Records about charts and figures
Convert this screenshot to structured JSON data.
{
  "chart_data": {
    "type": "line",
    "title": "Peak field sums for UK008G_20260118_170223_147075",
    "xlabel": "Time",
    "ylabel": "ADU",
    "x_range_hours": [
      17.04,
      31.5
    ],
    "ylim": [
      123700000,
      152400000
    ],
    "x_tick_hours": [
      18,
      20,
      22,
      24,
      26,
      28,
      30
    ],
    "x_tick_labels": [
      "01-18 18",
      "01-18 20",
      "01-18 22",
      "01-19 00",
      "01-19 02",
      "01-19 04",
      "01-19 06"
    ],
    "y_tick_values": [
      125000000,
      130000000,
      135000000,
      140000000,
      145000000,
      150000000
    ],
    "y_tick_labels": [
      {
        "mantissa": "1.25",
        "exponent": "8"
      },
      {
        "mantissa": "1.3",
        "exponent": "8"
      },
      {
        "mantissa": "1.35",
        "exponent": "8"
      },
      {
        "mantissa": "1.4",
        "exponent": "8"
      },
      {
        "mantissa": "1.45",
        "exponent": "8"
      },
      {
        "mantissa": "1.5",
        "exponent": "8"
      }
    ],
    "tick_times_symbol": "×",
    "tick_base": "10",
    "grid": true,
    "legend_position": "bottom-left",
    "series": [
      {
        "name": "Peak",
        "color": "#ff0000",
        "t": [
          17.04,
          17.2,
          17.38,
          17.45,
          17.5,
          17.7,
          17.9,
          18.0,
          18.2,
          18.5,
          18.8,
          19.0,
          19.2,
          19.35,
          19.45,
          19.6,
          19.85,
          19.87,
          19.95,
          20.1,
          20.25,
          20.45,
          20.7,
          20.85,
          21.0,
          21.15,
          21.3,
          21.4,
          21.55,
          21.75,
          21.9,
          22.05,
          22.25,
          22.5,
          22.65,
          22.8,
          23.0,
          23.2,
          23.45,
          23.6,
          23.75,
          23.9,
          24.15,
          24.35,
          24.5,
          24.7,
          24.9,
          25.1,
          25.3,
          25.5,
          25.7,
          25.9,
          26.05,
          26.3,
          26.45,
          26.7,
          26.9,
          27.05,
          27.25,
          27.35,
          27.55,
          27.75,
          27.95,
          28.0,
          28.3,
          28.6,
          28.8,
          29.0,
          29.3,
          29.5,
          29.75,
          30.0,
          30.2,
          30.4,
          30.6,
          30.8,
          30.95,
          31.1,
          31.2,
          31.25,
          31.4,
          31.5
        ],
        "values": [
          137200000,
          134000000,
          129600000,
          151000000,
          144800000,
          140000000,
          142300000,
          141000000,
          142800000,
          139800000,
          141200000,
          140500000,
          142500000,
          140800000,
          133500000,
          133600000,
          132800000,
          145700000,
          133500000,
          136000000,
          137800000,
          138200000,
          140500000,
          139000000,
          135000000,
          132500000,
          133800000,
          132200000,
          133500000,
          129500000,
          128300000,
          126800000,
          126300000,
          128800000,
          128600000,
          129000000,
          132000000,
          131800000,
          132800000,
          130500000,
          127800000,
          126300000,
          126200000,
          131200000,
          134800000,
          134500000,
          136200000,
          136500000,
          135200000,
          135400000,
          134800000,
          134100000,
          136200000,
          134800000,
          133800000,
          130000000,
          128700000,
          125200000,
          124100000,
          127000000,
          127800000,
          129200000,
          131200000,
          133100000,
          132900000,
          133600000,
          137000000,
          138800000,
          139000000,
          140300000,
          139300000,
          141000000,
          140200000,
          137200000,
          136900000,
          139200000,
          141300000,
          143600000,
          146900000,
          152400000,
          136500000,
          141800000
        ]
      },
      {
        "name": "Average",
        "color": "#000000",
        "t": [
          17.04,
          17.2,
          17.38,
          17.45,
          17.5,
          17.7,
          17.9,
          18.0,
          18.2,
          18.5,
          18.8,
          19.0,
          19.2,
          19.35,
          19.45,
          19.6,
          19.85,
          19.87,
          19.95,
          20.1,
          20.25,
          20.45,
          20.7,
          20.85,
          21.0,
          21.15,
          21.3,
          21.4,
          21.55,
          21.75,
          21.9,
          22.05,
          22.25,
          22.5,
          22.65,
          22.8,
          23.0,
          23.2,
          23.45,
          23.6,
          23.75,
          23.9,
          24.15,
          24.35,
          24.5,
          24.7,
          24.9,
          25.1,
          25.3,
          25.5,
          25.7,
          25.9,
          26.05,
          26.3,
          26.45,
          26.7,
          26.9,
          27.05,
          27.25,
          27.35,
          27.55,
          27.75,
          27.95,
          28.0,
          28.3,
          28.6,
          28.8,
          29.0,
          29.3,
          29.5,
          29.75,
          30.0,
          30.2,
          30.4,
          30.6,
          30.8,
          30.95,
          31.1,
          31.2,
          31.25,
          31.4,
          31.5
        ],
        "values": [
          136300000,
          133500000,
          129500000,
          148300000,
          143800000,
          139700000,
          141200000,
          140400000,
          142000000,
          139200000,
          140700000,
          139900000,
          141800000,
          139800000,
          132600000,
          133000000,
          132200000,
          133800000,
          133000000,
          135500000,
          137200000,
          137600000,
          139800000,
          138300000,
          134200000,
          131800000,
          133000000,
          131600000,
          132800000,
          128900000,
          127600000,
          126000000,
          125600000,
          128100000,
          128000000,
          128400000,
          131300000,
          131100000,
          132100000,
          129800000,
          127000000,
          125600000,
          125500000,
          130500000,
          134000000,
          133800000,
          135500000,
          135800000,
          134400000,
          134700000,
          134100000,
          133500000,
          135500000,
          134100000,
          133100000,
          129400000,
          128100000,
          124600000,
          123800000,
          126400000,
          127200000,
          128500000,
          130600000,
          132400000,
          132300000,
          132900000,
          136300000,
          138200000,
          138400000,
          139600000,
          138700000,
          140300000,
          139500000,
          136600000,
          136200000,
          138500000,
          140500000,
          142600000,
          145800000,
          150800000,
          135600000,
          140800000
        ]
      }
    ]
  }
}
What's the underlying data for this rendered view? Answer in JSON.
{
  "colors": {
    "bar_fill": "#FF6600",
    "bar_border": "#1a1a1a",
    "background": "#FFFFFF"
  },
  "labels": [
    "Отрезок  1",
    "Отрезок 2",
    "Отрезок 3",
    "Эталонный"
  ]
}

--- DO THIS ---
Retype the whole listing, matching it exactly.

--- RESPONSE ---
Convert this screenshot to structured JSON data.
{
  "chart_data": {
    "type": "line",
    "title": "Peak field sums for UK008G_20260118_170223_147075",
    "xlabel": "Time",
    "ylabel": "ADU",
    "x_range_hours": [
      17.04,
      31.5
    ],
    "ylim": [
      123700000,
      152400000
    ],
    "x_tick_hours": [
      18,
      20,
      22,
      24,
      26,
      28,
      30
    ],
    "x_tick_labels": [
      "01-18 18",
      "01-18 20",
      "01-18 22",
      "01-19 00",
      "01-19 02",
      "01-19 04",
      "01-19 06"
    ],
    "y_tick_values": [
      125000000,
      130000000,
      135000000,
      140000000,
      145000000,
      150000000
    ],
    "y_tick_labels": [
      {
        "mantissa": "1.25",
        "exponent": "8"
      },
      {
        "mantissa": "1.3",
        "exponent": "8"
      },
      {
        "mantissa": "1.35",
        "exponent": "8"
      },
      {
        "mantissa": "1.4",
        "exponent": "8"
      },
      {
        "mantissa": "1.45",
        "exponent": "8"
      },
      {
        "mantissa": "1.5",
        "exponent": "8"
      }
    ],
    "tick_times_symbol": "×",
    "tick_base": "10",
    "grid": true,
    "legend_position": "bottom-left",
    "series": [
      {
        "name": "Peak",
        "color": "#ff0000",
        "t": [
          17.04,
          17.2,
          17.38,
          17.45,
          17.5,
          17.7,
          17.9,
          18.0,
          18.2,
          18.5,
          18.8,
          19.0,
          19.2,
          19.35,
          19.45,
          19.6,
          19.85,
          19.87,
          19.95,
          20.1,
          20.25,
          20.45,
          20.7,
          20.85,
          21.0,
          21.15,
          21.3,
          21.4,
          21.55,
          21.75,
          21.9,
          22.05,
          22.25,
          22.5,
          22.65,
          22.8,
          23.0,
          23.2,
          23.45,
          23.6,
          23.75,
          23.9,
          24.15,
          24.35,
          24.5,
          24.7,
          24.9,
          25.1,
          25.3,
          25.5,
          25.7,
          25.9,
          26.05,
          26.3,
          26.45,
          26.7,
          26.9,
          27.05,
          27.25,
          27.35,
          27.55,
          27.75,
          27.95,
          28.0,
          28.3,
          28.6,
          28.8,
          29.0,
          29.3,
          29.5,
          29.75,
          30.0,
          30.2,
          30.4,
          30.6,
          30.8,
          30.95,
          31.1,
          31.2,
          31.25,
          31.4,
          31.5
        ],
        "values": [
          137200000,
          134000000,
          129600000,
          151000000,
          144800000,
          140000000,
          142300000,
          141000000,
          142800000,
          139800000,
          141200000,
          140500000,
          142500000,
          140800000,
          133500000,
          133600000,
          132800000,
          145700000,
          133500000,
          136000000,
          137800000,
          138200000,
          140500000,
          139000000,
          135000000,
          132500000,
          133800000,
          132200000,
          133500000,
          129500000,
          128300000,
          126800000,
          126300000,
          128800000,
          128600000,
          129000000,
          132000000,
          131800000,
          132800000,
          130500000,
          127800000,
          126300000,
          126200000,
          131200000,
          134800000,
          134500000,
          136200000,
          136500000,
          135200000,
          135400000,
          134800000,
          134100000,
          136200000,
          134800000,
          133800000,
          130000000,
          128700000,
          125200000,
          124100000,
          127000000,
          127800000,
          129200000,
          131200000,
          133100000,
          132900000,
          133600000,
          137000000,
          138800000,
          139000000,
          140300000,
          139300000,
          141000000,
          140200000,
          137200000,
          136900000,
          139200000,
          141300000,
          143600000,
          146900000,
          152400000,
          136500000,
          141800000
        ]
      },
      {
        "name": "Average",
        "color": "#000000",
        "t": [
          17.04,
          17.2,
          17.38,
          17.45,
          17.5,
          17.7,
          17.9,
          18.0,
          18.2,
          18.5,
          18.8,
          19.0,
          19.2,
          19.35,
          19.45,
          19.6,
          19.85,
          19.87,
          19.95,
          20.1,
          20.25,
          20.45,
          20.7,
          20.85,
          21.0,
          21.15,
          21.3,
          21.4,
          21.55,
          21.75,
          21.9,
          22.05,
          22.25,
          22.5,
          22.65,
          22.8,
          23.0,
          23.2,
          23.45,
          23.6,
          23.75,
          23.9,
          24.15,
          24.35,
          24.5,
          24.7,
          24.9,
          25.1,
          25.3,
          25.5,
          25.7,
          25.9,
          26.05,
          26.3,
          26.45,
          26.7,
          26.9,
          27.05,
          27.25,
          27.35,
          27.55,
          27.75,
          27.95,
          28.0,
          28.3,
          28.6,
          28.8,
          29.0,
          29.3,
          29.5,
          29.75,
          30.0,
          30.2,
          30.4,
          30.6,
          30.8,
          30.95,
          31.1,
          31.2,
          31.25,
          31.4,
          31.5
        ],
        "values": [
          136300000,
          133500000,
          129500000,
          148300000,
          143800000,
          139700000,
          141200000,
          140400000,
          142000000,
          139200000,
          140700000,
          139900000,
          141800000,
          139800000,
          132600000,
          133000000,
          132200000,
          133800000,
          133000000,
          135500000,
          137200000,
          137600000,
          139800000,
          138300000,
          134200000,
          131800000,
          133000000,
          131600000,
          132800000,
          128900000,
          127600000,
          126000000,
          125600000,
          128100000,
          128000000,
          128400000,
          131300000,
          131100000,
          132100000,
          129800000,
          127000000,
          125600000,
          125500000,
          130500000,
          134000000,
          133800000,
          135500000,
          135800000,
          134400000,
          134700000,
          134100000,
          133500000,
          135500000,
          134100000,
          133100000,
          129400000,
          128100000,
          124600000,
          123800000,
          126400000,
          127200000,
          128500000,
          130600000,
          132400000,
          132300000,
          132900000,
          136300000,
          138200000,
          138400000,
          139600000,
          138700000,
          140300000,
          139500000,
          136600000,
          136200000,
          138500000,
          140500000,
          142600000,
          145800000,
          150800000,
          135600000,
          140800000
        ]
      }
    ]
  }
}
What's the underlying data for this rendered view? Answer in JSON.
{
  "colors": {
    "bar_fill": "#FF6600",
    "bar_border": "#1a1a1a",
    "background": "#FFFFFF"
  },
  "labels": [
    "Отрезок  1",
    "Отрезок 2",
    "Отрезок 3",
    "Эталонный"
  ]
}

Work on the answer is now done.